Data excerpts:
===============

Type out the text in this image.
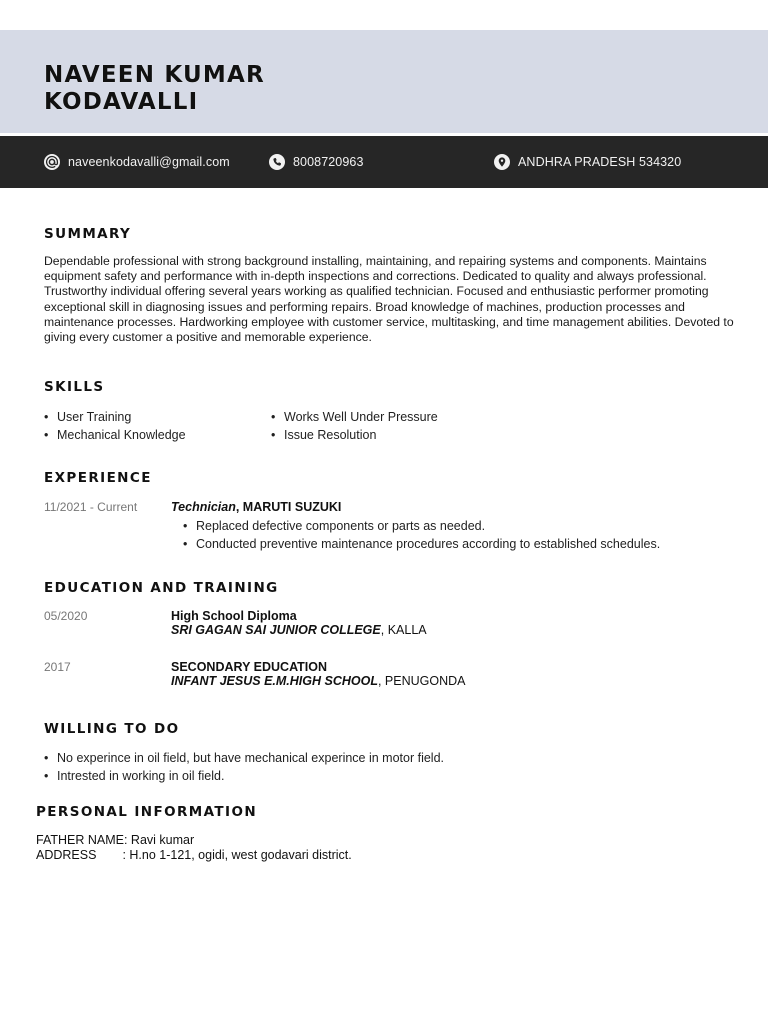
NAVEEN KUMAR
KODAVALLI
naveenkodavalli@gmail.com	8008720963	ANDHRA PRADESH 534320
SUMMARY

Dependable professional with strong background installing, maintaining, and repairing systems and components. Maintains equipment safety and performance with in-depth inspections and corrections. Dedicated to quality and always professional. Trustworthy individual offering several years working as qualified technician. Focused and enthusiastic performer promoting exceptional skill in diagnosing issues and performing repairs. Broad knowledge of machines, production processes and maintenance processes. Hardworking employee with customer service, multitasking, and time management abilities. Devoted to giving every customer a positive and memorable experience.

SKILLS
• User Training
• Mechanical Knowledge
• Works Well Under Pressure
• Issue Resolution
EXPERIENCE
11/2021 - Current	Technician, MARUTI SUZUKI
• Replaced defective components or parts as needed.
• Conducted preventive maintenance procedures according to established schedules.
EDUCATION AND TRAINING
05/2020	High School Diploma
SRI GAGAN SAI JUNIOR COLLEGE, KALLA
2017	SECONDARY EDUCATION
INFANT JESUS E.M.HIGH SCHOOL, PENUGONDA
WILLING TO DO
• No experince in oil field, but have mechanical experince in motor field.
• Intrested in working in oil field.
PERSONAL INFORMATION
FATHER NAME: Ravi kumar
ADDRESS : H.no 1-121, ogidi, west godavari district.
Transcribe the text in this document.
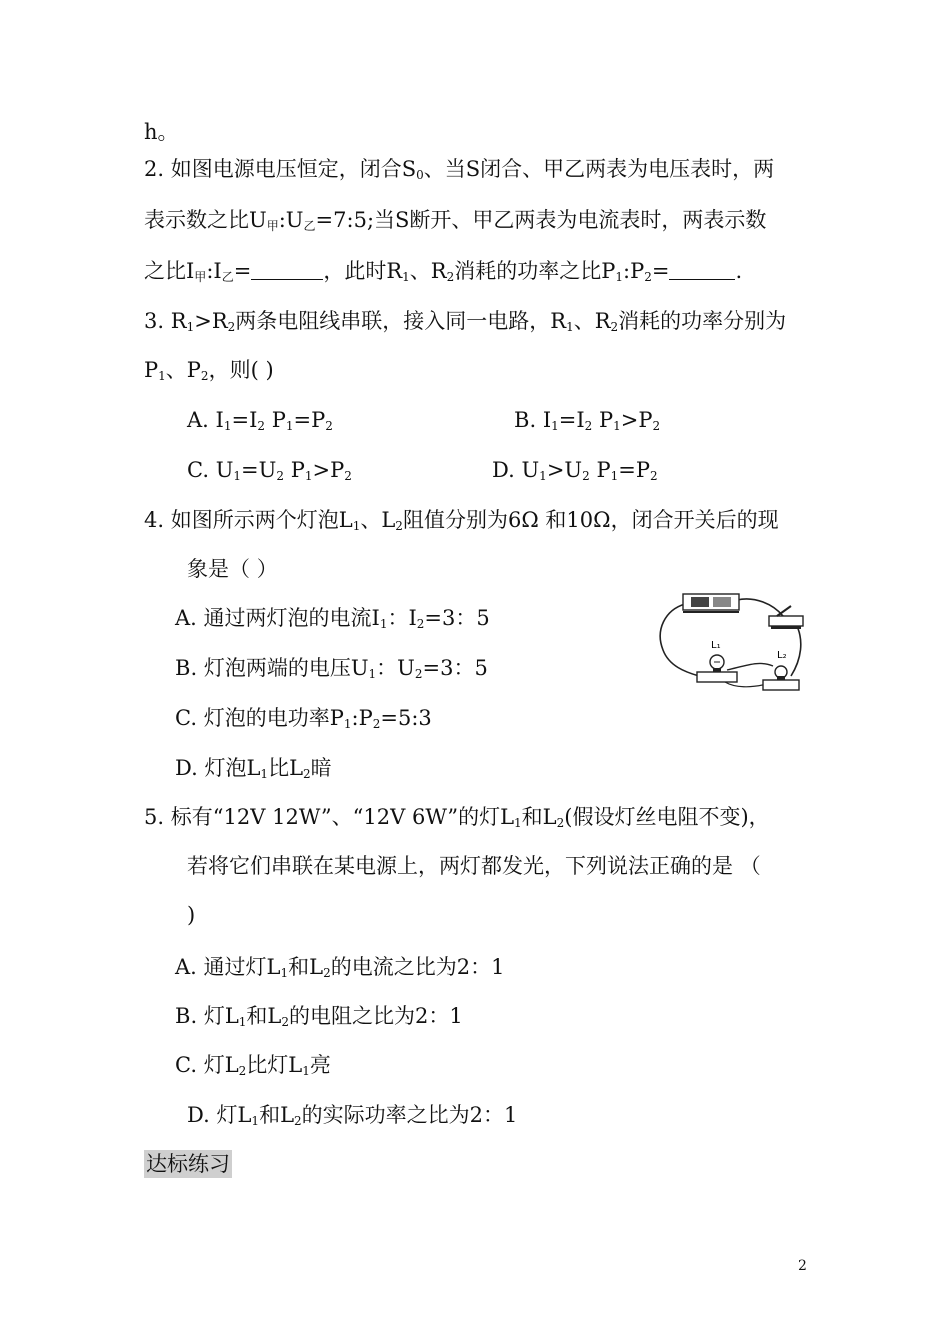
h。
2. 如图电源电压恒定，闭合$S_0$、当S闭合、甲乙两表为电压表时，两
表示数之比$U_甲:U_乙=7:5$;当S断开、甲乙两表为电流表时，两表示数
之比$I_甲:I_乙=$	，此时$R_1$、$R_2$消耗的功率之比$P_1:P_2=$	.
3. $R_1>R_2$两条电阻线串联，接入同一电路，$R_1$、$R_2$消耗的功率分别为
$P_1$、$P_2$，则( )
A. $I_1=I_2$ $P_1=P_2$	B. $I_1=I_2$ $P_1>P_2$
C. $U_1=U_2$ $P_1>P_2$	D. $U_1>U_2$ $P_1=P_2$
4. 如图所示两个灯泡$L_1$、$L_2$阻值分别为6Ω 和10Ω，闭合开关后的现
象是（ ）
A. 通过两灯泡的电流$I_1$：$I_2=3$：5
B. 灯泡两端的电压$U_1$：$U_2=3$：5
C. 灯泡的电功率$P_1:P_2=5:3$
D. 灯泡$L_1$比$L_2$暗
L₁
L₂
5. 标有“12V 12W”、“12V 6W”的灯$L_1$和$L_2$(假设灯丝电阻不变)，
若将它们串联在某电源上，两灯都发光，下列说法正确的是 （
)
A. 通过灯$L_1$和$L_2$的电流之比为2：1
B. 灯$L_1$和$L_2$的电阻之比为2：1
C. 灯$L_2$比灯$L_1$亮
D. 灯$L_1$和$L_2$的实际功率之比为2：1
达标练习
2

===============

-- Work instructions --
Write out all the entries exactly, except for the pictures.

-- Solution below --
Type out the text in this image.
NAVEEN KUMAR
KODAVALLI
naveenkodavalli@gmail.com	8008720963	ANDHRA PRADESH 534320
SUMMARY

Dependable professional with strong background installing, maintaining, and repairing systems and components. Maintains equipment safety and performance with in-depth inspections and corrections. Dedicated to quality and always professional. Trustworthy individual offering several years working as qualified technician. Focused and enthusiastic performer promoting exceptional skill in diagnosing issues and performing repairs. Broad knowledge of machines, production processes and maintenance processes. Hardworking employee with customer service, multitasking, and time management abilities. Devoted to giving every customer a positive and memorable experience.

SKILLS
• User Training
• Mechanical Knowledge
• Works Well Under Pressure
• Issue Resolution
EXPERIENCE
11/2021 - Current	Technician, MARUTI SUZUKI
• Replaced defective components or parts as needed.
• Conducted preventive maintenance procedures according to established schedules.
EDUCATION AND TRAINING
05/2020	High School Diploma
SRI GAGAN SAI JUNIOR COLLEGE, KALLA
2017	SECONDARY EDUCATION
INFANT JESUS E.M.HIGH SCHOOL, PENUGONDA
WILLING TO DO
• No experince in oil field, but have mechanical experince in motor field.
• Intrested in working in oil field.
PERSONAL INFORMATION
FATHER NAME: Ravi kumar
ADDRESS : H.no 1-121, ogidi, west godavari district.
Transcribe the text in this document.
h。
2. 如图电源电压恒定，闭合$S_0$、当S闭合、甲乙两表为电压表时，两
表示数之比$U_甲:U_乙=7:5$;当S断开、甲乙两表为电流表时，两表示数
之比$I_甲:I_乙=$	，此时$R_1$、$R_2$消耗的功率之比$P_1:P_2=$	.
3. $R_1>R_2$两条电阻线串联，接入同一电路，$R_1$、$R_2$消耗的功率分别为
$P_1$、$P_2$，则( )
A. $I_1=I_2$ $P_1=P_2$	B. $I_1=I_2$ $P_1>P_2$
C. $U_1=U_2$ $P_1>P_2$	D. $U_1>U_2$ $P_1=P_2$
4. 如图所示两个灯泡$L_1$、$L_2$阻值分别为6Ω 和10Ω，闭合开关后的现
象是（ ）
A. 通过两灯泡的电流$I_1$：$I_2=3$：5
B. 灯泡两端的电压$U_1$：$U_2=3$：5
C. 灯泡的电功率$P_1:P_2=5:3$
D. 灯泡$L_1$比$L_2$暗
L₁
L₂
5. 标有“12V 12W”、“12V 6W”的灯$L_1$和$L_2$(假设灯丝电阻不变)，
若将它们串联在某电源上，两灯都发光，下列说法正确的是 （
)
A. 通过灯$L_1$和$L_2$的电流之比为2：1
B. 灯$L_1$和$L_2$的电阻之比为2：1
C. 灯$L_2$比灯$L_1$亮
D. 灯$L_1$和$L_2$的实际功率之比为2：1
达标练习
2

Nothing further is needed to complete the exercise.